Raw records

========================================

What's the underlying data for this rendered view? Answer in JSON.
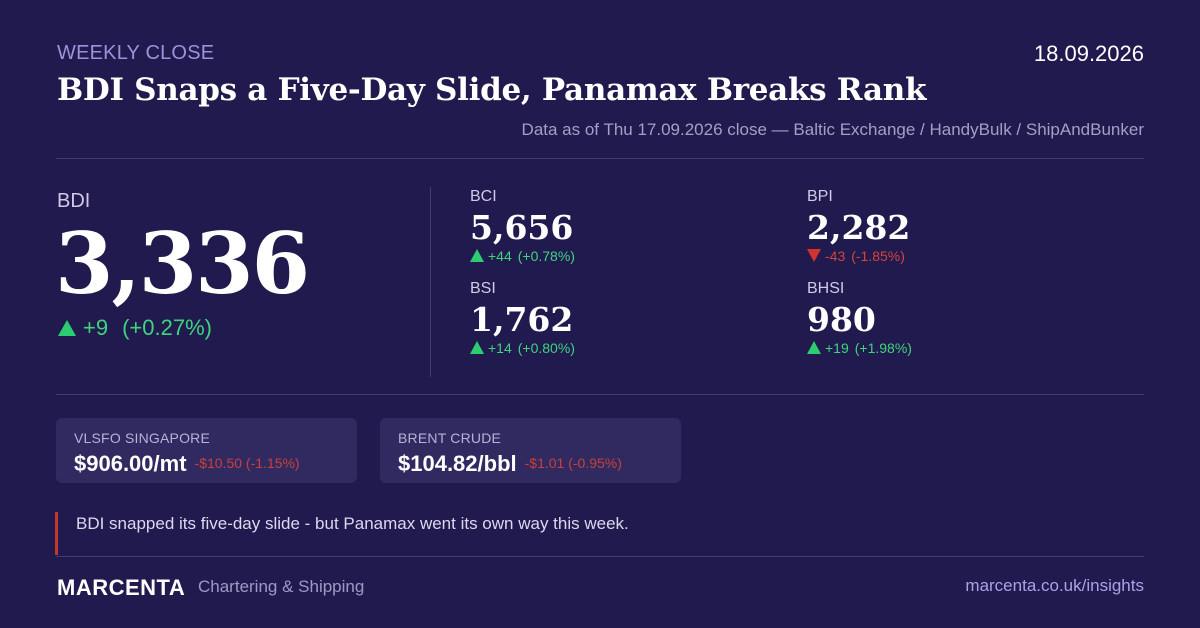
{
  "header": {
    "kicker": "WEEKLY CLOSE",
    "date": "18.09.2026",
    "headline": "BDI Snaps a Five-Day Slide, Panamax Breaks Rank",
    "source": "Data as of Thu 17.09.2026 close — Baltic Exchange / HandyBulk / ShipAndBunker"
  },
  "bdi": {
    "label": "BDI",
    "value": "3,336",
    "change": "+9",
    "change_pct": "(+0.27%)"
  },
  "indices": [
    {
      "label": "BCI",
      "value": "5,656",
      "change": "+44",
      "change_pct": "(+0.78%)",
      "direction": "up"
    },
    {
      "label": "BPI",
      "value": "2,282",
      "change": "-43",
      "change_pct": "(-1.85%)",
      "direction": "down"
    },
    {
      "label": "BSI",
      "value": "1,762",
      "change": "+14",
      "change_pct": "(+0.80%)",
      "direction": "up"
    },
    {
      "label": "BHSI",
      "value": "980",
      "change": "+19",
      "change_pct": "(+1.98%)",
      "direction": "up"
    }
  ],
  "commodities": [
    {
      "label": "VLSFO SINGAPORE",
      "price": "$906.00/mt",
      "change": "-$10.50 (-1.15%)"
    },
    {
      "label": "BRENT CRUDE",
      "price": "$104.82/bbl",
      "change": "-$1.01 (-0.95%)"
    }
  ],
  "quote": "BDI snapped its five-day slide - but Panamax went its own way this week.",
  "footer": {
    "brand": "MARCENTA",
    "tagline": "Chartering & Shipping",
    "url": "marcenta.co.uk/insights"
  },
  "colors": {
    "background": "#211a4e",
    "positive": "#3ed47e",
    "negative": "#d2453d",
    "accent": "#9b93d9"
  }
}
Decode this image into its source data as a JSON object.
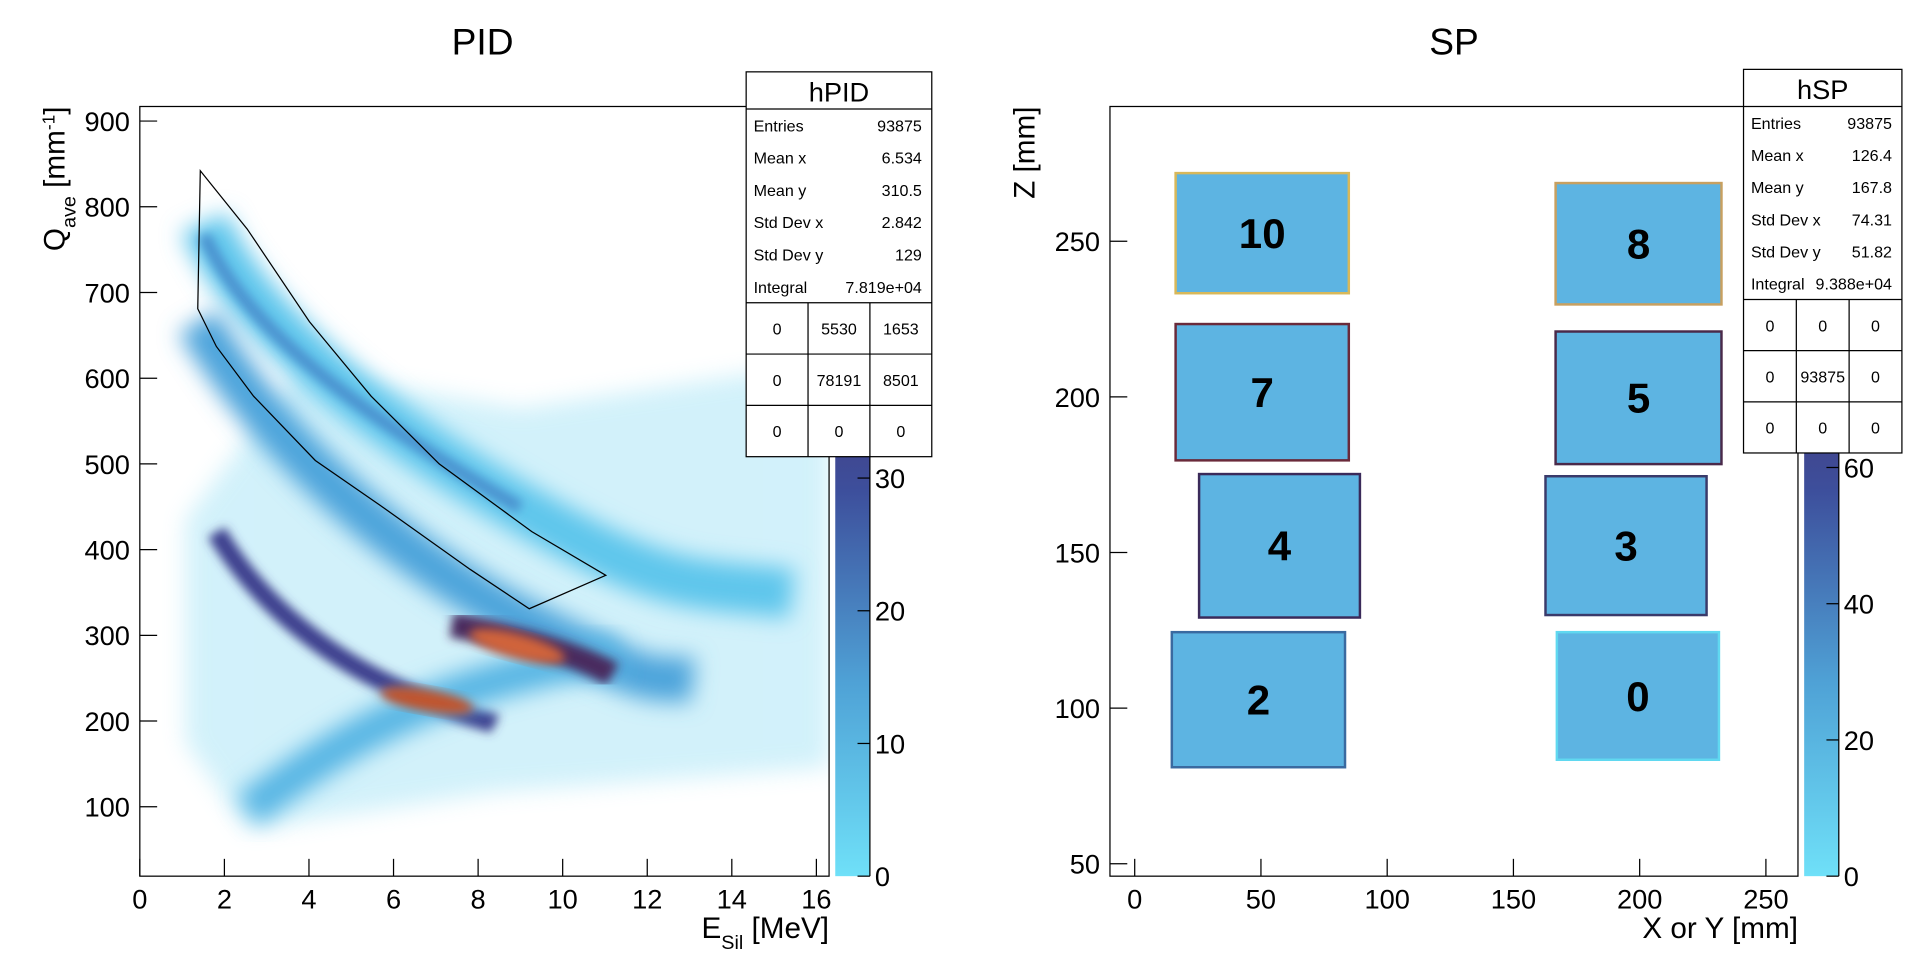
{
  "chart_data": [
    {
      "type": "histogram2d",
      "title": "PID",
      "xlabel": {
        "text": "E",
        "sub": "Sil",
        "unit": " [MeV]"
      },
      "ylabel": {
        "text": "Q",
        "sub": "ave",
        "unit": " [mm",
        "sup": "-1",
        "close": "]"
      },
      "xlim": [
        0,
        16.3
      ],
      "ylim": [
        19,
        917
      ],
      "xticks": [
        0,
        2,
        4,
        6,
        8,
        10,
        12,
        14,
        16
      ],
      "yticks": [
        100,
        200,
        300,
        400,
        500,
        600,
        700,
        800,
        900
      ],
      "zlim": [
        0,
        58
      ],
      "zticks": [
        0,
        10,
        20,
        30
      ],
      "cut": {
        "x": [
          1.43,
          2.54,
          4.01,
          5.47,
          7.08,
          9.27,
          11.02,
          9.21,
          7.81,
          5.76,
          4.15,
          2.69,
          1.81,
          1.37
        ],
        "y": [
          842,
          774,
          666,
          579,
          500,
          421,
          370,
          331,
          377,
          449,
          504,
          579,
          637,
          681
        ]
      },
      "stats": {
        "title": "hPID",
        "rows": [
          [
            "Entries",
            "93875"
          ],
          [
            "Mean x",
            "6.534"
          ],
          [
            "Mean y",
            "310.5"
          ],
          [
            "Std Dev x",
            "2.842"
          ],
          [
            "Std Dev y",
            "129"
          ],
          [
            "Integral",
            "7.819e+04"
          ]
        ],
        "grid": [
          [
            "0",
            "5530",
            "1653"
          ],
          [
            "0",
            "78191",
            "8501"
          ],
          [
            "0",
            "0",
            "0"
          ]
        ]
      }
    },
    {
      "type": "histogram2d",
      "title": "SP",
      "xlabel": {
        "text": "X or Y [mm]"
      },
      "ylabel": {
        "text": "Z [mm]"
      },
      "xlim": [
        -9.8,
        262.7
      ],
      "ylim": [
        46,
        293.3
      ],
      "xticks": [
        0,
        50,
        100,
        150,
        200,
        250
      ],
      "yticks": [
        50,
        100,
        150,
        200,
        250
      ],
      "zlim": [
        0,
        113
      ],
      "zticks": [
        0,
        20,
        40,
        60
      ],
      "regions": [
        {
          "label": "10",
          "x": [
            16.2,
            84.8
          ],
          "y": [
            233.3,
            271.9
          ],
          "color": "#d8b85a"
        },
        {
          "label": "8",
          "x": [
            166.7,
            232.4
          ],
          "y": [
            229.7,
            268.7
          ],
          "color": "#c8a060"
        },
        {
          "label": "7",
          "x": [
            16.2,
            84.8
          ],
          "y": [
            179.6,
            223.4
          ],
          "color": "#6a2a3a"
        },
        {
          "label": "5",
          "x": [
            166.7,
            232.4
          ],
          "y": [
            178.4,
            221.0
          ],
          "color": "#4a2a4a"
        },
        {
          "label": "4",
          "x": [
            25.5,
            89.2
          ],
          "y": [
            129.1,
            175.2
          ],
          "color": "#3a2a5a"
        },
        {
          "label": "3",
          "x": [
            162.7,
            226.5
          ],
          "y": [
            129.9,
            174.5
          ],
          "color": "#3a3a6a"
        },
        {
          "label": "2",
          "x": [
            14.7,
            83.3
          ],
          "y": [
            81.0,
            124.4
          ],
          "color": "#3a6aa0"
        },
        {
          "label": "0",
          "x": [
            167.2,
            231.4
          ],
          "y": [
            83.4,
            124.4
          ],
          "color": "#60d8f0"
        }
      ],
      "stats": {
        "title": "hSP",
        "rows": [
          [
            "Entries",
            "93875"
          ],
          [
            "Mean x",
            "126.4"
          ],
          [
            "Mean y",
            "167.8"
          ],
          [
            "Std Dev x",
            "74.31"
          ],
          [
            "Std Dev y",
            "51.82"
          ],
          [
            "Integral",
            "9.388e+04"
          ]
        ],
        "grid": [
          [
            "0",
            "0",
            "0"
          ],
          [
            "0",
            "93875",
            "0"
          ],
          [
            "0",
            "0",
            "0"
          ]
        ]
      }
    }
  ]
}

========================================

:: TASK ::
Copy out the listing exactly as it stands, but not the pictures.

:: SOLUTION FOR THIS TASK ::
What's the underlying data for this rendered view? Answer in JSON.
{
  "header": {
    "kicker": "WEEKLY CLOSE",
    "date": "18.09.2026",
    "headline": "BDI Snaps a Five-Day Slide, Panamax Breaks Rank",
    "source": "Data as of Thu 17.09.2026 close — Baltic Exchange / HandyBulk / ShipAndBunker"
  },
  "bdi": {
    "label": "BDI",
    "value": "3,336",
    "change": "+9",
    "change_pct": "(+0.27%)"
  },
  "indices": [
    {
      "label": "BCI",
      "value": "5,656",
      "change": "+44",
      "change_pct": "(+0.78%)",
      "direction": "up"
    },
    {
      "label": "BPI",
      "value": "2,282",
      "change": "-43",
      "change_pct": "(-1.85%)",
      "direction": "down"
    },
    {
      "label": "BSI",
      "value": "1,762",
      "change": "+14",
      "change_pct": "(+0.80%)",
      "direction": "up"
    },
    {
      "label": "BHSI",
      "value": "980",
      "change": "+19",
      "change_pct": "(+1.98%)",
      "direction": "up"
    }
  ],
  "commodities": [
    {
      "label": "VLSFO SINGAPORE",
      "price": "$906.00/mt",
      "change": "-$10.50 (-1.15%)"
    },
    {
      "label": "BRENT CRUDE",
      "price": "$104.82/bbl",
      "change": "-$1.01 (-0.95%)"
    }
  ],
  "quote": "BDI snapped its five-day slide - but Panamax went its own way this week.",
  "footer": {
    "brand": "MARCENTA",
    "tagline": "Chartering & Shipping",
    "url": "marcenta.co.uk/insights"
  },
  "colors": {
    "background": "#211a4e",
    "positive": "#3ed47e",
    "negative": "#d2453d",
    "accent": "#9b93d9"
  }
}
Decode this image into its source data as a JSON object.
{
  "chart_data": [
    {
      "type": "histogram2d",
      "title": "PID",
      "xlabel": {
        "text": "E",
        "sub": "Sil",
        "unit": " [MeV]"
      },
      "ylabel": {
        "text": "Q",
        "sub": "ave",
        "unit": " [mm",
        "sup": "-1",
        "close": "]"
      },
      "xlim": [
        0,
        16.3
      ],
      "ylim": [
        19,
        917
      ],
      "xticks": [
        0,
        2,
        4,
        6,
        8,
        10,
        12,
        14,
        16
      ],
      "yticks": [
        100,
        200,
        300,
        400,
        500,
        600,
        700,
        800,
        900
      ],
      "zlim": [
        0,
        58
      ],
      "zticks": [
        0,
        10,
        20,
        30
      ],
      "cut": {
        "x": [
          1.43,
          2.54,
          4.01,
          5.47,
          7.08,
          9.27,
          11.02,
          9.21,
          7.81,
          5.76,
          4.15,
          2.69,
          1.81,
          1.37
        ],
        "y": [
          842,
          774,
          666,
          579,
          500,
          421,
          370,
          331,
          377,
          449,
          504,
          579,
          637,
          681
        ]
      },
      "stats": {
        "title": "hPID",
        "rows": [
          [
            "Entries",
            "93875"
          ],
          [
            "Mean x",
            "6.534"
          ],
          [
            "Mean y",
            "310.5"
          ],
          [
            "Std Dev x",
            "2.842"
          ],
          [
            "Std Dev y",
            "129"
          ],
          [
            "Integral",
            "7.819e+04"
          ]
        ],
        "grid": [
          [
            "0",
            "5530",
            "1653"
          ],
          [
            "0",
            "78191",
            "8501"
          ],
          [
            "0",
            "0",
            "0"
          ]
        ]
      }
    },
    {
      "type": "histogram2d",
      "title": "SP",
      "xlabel": {
        "text": "X or Y [mm]"
      },
      "ylabel": {
        "text": "Z [mm]"
      },
      "xlim": [
        -9.8,
        262.7
      ],
      "ylim": [
        46,
        293.3
      ],
      "xticks": [
        0,
        50,
        100,
        150,
        200,
        250
      ],
      "yticks": [
        50,
        100,
        150,
        200,
        250
      ],
      "zlim": [
        0,
        113
      ],
      "zticks": [
        0,
        20,
        40,
        60
      ],
      "regions": [
        {
          "label": "10",
          "x": [
            16.2,
            84.8
          ],
          "y": [
            233.3,
            271.9
          ],
          "color": "#d8b85a"
        },
        {
          "label": "8",
          "x": [
            166.7,
            232.4
          ],
          "y": [
            229.7,
            268.7
          ],
          "color": "#c8a060"
        },
        {
          "label": "7",
          "x": [
            16.2,
            84.8
          ],
          "y": [
            179.6,
            223.4
          ],
          "color": "#6a2a3a"
        },
        {
          "label": "5",
          "x": [
            166.7,
            232.4
          ],
          "y": [
            178.4,
            221.0
          ],
          "color": "#4a2a4a"
        },
        {
          "label": "4",
          "x": [
            25.5,
            89.2
          ],
          "y": [
            129.1,
            175.2
          ],
          "color": "#3a2a5a"
        },
        {
          "label": "3",
          "x": [
            162.7,
            226.5
          ],
          "y": [
            129.9,
            174.5
          ],
          "color": "#3a3a6a"
        },
        {
          "label": "2",
          "x": [
            14.7,
            83.3
          ],
          "y": [
            81.0,
            124.4
          ],
          "color": "#3a6aa0"
        },
        {
          "label": "0",
          "x": [
            167.2,
            231.4
          ],
          "y": [
            83.4,
            124.4
          ],
          "color": "#60d8f0"
        }
      ],
      "stats": {
        "title": "hSP",
        "rows": [
          [
            "Entries",
            "93875"
          ],
          [
            "Mean x",
            "126.4"
          ],
          [
            "Mean y",
            "167.8"
          ],
          [
            "Std Dev x",
            "74.31"
          ],
          [
            "Std Dev y",
            "51.82"
          ],
          [
            "Integral",
            "9.388e+04"
          ]
        ],
        "grid": [
          [
            "0",
            "0",
            "0"
          ],
          [
            "0",
            "93875",
            "0"
          ],
          [
            "0",
            "0",
            "0"
          ]
        ]
      }
    }
  ]
}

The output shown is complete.